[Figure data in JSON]
+-------+

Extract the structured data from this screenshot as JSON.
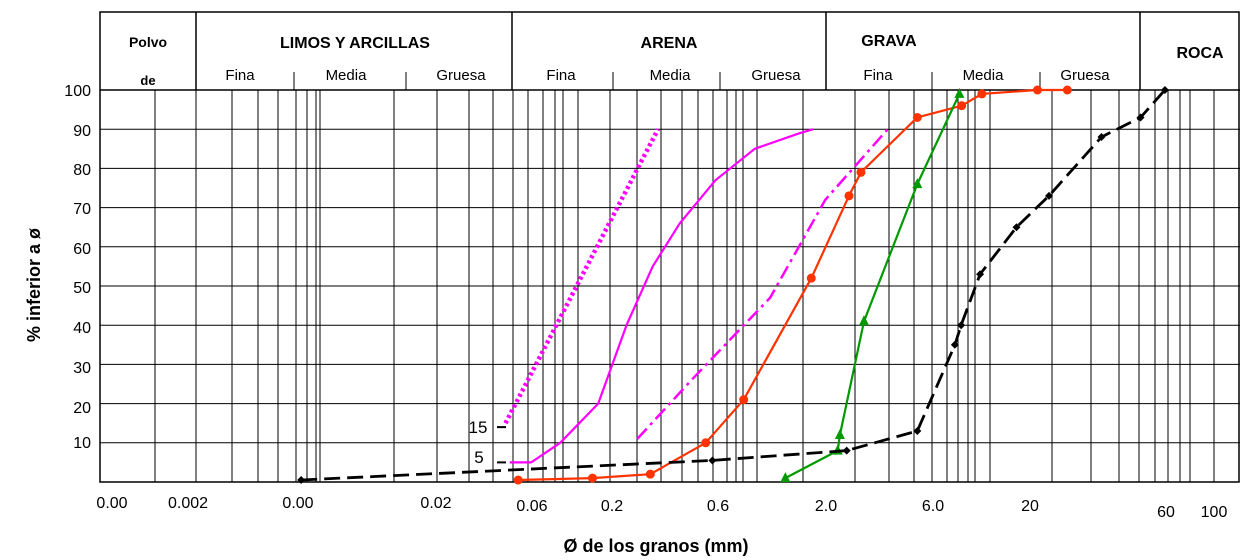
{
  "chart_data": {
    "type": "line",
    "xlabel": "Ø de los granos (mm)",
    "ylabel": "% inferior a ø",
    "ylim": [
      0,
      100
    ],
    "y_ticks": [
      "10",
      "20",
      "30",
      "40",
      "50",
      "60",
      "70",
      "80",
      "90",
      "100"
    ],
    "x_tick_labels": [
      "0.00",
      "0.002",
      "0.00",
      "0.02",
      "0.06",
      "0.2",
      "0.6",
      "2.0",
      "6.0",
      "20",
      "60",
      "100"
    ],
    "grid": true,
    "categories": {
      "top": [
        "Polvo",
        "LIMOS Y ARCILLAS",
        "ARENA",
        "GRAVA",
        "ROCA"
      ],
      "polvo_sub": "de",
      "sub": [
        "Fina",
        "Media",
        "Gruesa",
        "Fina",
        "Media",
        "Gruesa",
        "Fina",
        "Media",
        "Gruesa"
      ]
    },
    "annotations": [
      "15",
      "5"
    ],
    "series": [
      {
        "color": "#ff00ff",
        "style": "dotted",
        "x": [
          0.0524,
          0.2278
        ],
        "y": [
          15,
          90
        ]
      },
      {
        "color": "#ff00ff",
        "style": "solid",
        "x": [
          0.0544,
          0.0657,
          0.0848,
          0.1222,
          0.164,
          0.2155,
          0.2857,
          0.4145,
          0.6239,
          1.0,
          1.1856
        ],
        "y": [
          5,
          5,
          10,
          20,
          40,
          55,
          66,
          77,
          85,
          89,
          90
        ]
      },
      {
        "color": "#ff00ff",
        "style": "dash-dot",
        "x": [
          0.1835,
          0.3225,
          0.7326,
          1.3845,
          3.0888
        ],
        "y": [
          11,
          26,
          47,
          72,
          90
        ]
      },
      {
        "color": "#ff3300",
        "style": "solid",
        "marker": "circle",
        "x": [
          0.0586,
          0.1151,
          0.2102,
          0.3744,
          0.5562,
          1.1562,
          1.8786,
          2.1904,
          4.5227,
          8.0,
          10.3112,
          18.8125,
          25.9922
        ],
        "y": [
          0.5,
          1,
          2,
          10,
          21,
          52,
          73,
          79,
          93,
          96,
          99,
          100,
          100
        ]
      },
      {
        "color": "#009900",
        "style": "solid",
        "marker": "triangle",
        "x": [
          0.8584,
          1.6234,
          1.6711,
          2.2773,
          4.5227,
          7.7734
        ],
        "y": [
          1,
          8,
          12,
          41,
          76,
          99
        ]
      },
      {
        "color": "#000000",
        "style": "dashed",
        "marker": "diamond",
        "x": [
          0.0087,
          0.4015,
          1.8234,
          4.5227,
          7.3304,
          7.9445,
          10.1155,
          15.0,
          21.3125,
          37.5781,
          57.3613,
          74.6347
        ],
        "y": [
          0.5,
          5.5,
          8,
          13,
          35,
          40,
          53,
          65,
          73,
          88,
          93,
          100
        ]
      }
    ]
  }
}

+-------+

**Directions for this task**.
All of the entries need to be transcribed word for word; pictures are left out.

**Correct output**.
Extract the structured data from this screenshot as JSON.
{
  "chart_data": {
    "type": "line",
    "xlabel": "Ø de los granos (mm)",
    "ylabel": "% inferior a ø",
    "ylim": [
      0,
      100
    ],
    "y_ticks": [
      "10",
      "20",
      "30",
      "40",
      "50",
      "60",
      "70",
      "80",
      "90",
      "100"
    ],
    "x_tick_labels": [
      "0.00",
      "0.002",
      "0.00",
      "0.02",
      "0.06",
      "0.2",
      "0.6",
      "2.0",
      "6.0",
      "20",
      "60",
      "100"
    ],
    "grid": true,
    "categories": {
      "top": [
        "Polvo",
        "LIMOS Y ARCILLAS",
        "ARENA",
        "GRAVA",
        "ROCA"
      ],
      "polvo_sub": "de",
      "sub": [
        "Fina",
        "Media",
        "Gruesa",
        "Fina",
        "Media",
        "Gruesa",
        "Fina",
        "Media",
        "Gruesa"
      ]
    },
    "annotations": [
      "15",
      "5"
    ],
    "series": [
      {
        "color": "#ff00ff",
        "style": "dotted",
        "x": [
          0.0524,
          0.2278
        ],
        "y": [
          15,
          90
        ]
      },
      {
        "color": "#ff00ff",
        "style": "solid",
        "x": [
          0.0544,
          0.0657,
          0.0848,
          0.1222,
          0.164,
          0.2155,
          0.2857,
          0.4145,
          0.6239,
          1.0,
          1.1856
        ],
        "y": [
          5,
          5,
          10,
          20,
          40,
          55,
          66,
          77,
          85,
          89,
          90
        ]
      },
      {
        "color": "#ff00ff",
        "style": "dash-dot",
        "x": [
          0.1835,
          0.3225,
          0.7326,
          1.3845,
          3.0888
        ],
        "y": [
          11,
          26,
          47,
          72,
          90
        ]
      },
      {
        "color": "#ff3300",
        "style": "solid",
        "marker": "circle",
        "x": [
          0.0586,
          0.1151,
          0.2102,
          0.3744,
          0.5562,
          1.1562,
          1.8786,
          2.1904,
          4.5227,
          8.0,
          10.3112,
          18.8125,
          25.9922
        ],
        "y": [
          0.5,
          1,
          2,
          10,
          21,
          52,
          73,
          79,
          93,
          96,
          99,
          100,
          100
        ]
      },
      {
        "color": "#009900",
        "style": "solid",
        "marker": "triangle",
        "x": [
          0.8584,
          1.6234,
          1.6711,
          2.2773,
          4.5227,
          7.7734
        ],
        "y": [
          1,
          8,
          12,
          41,
          76,
          99
        ]
      },
      {
        "color": "#000000",
        "style": "dashed",
        "marker": "diamond",
        "x": [
          0.0087,
          0.4015,
          1.8234,
          4.5227,
          7.3304,
          7.9445,
          10.1155,
          15.0,
          21.3125,
          37.5781,
          57.3613,
          74.6347
        ],
        "y": [
          0.5,
          5.5,
          8,
          13,
          35,
          40,
          53,
          65,
          73,
          88,
          93,
          100
        ]
      }
    ]
  }
}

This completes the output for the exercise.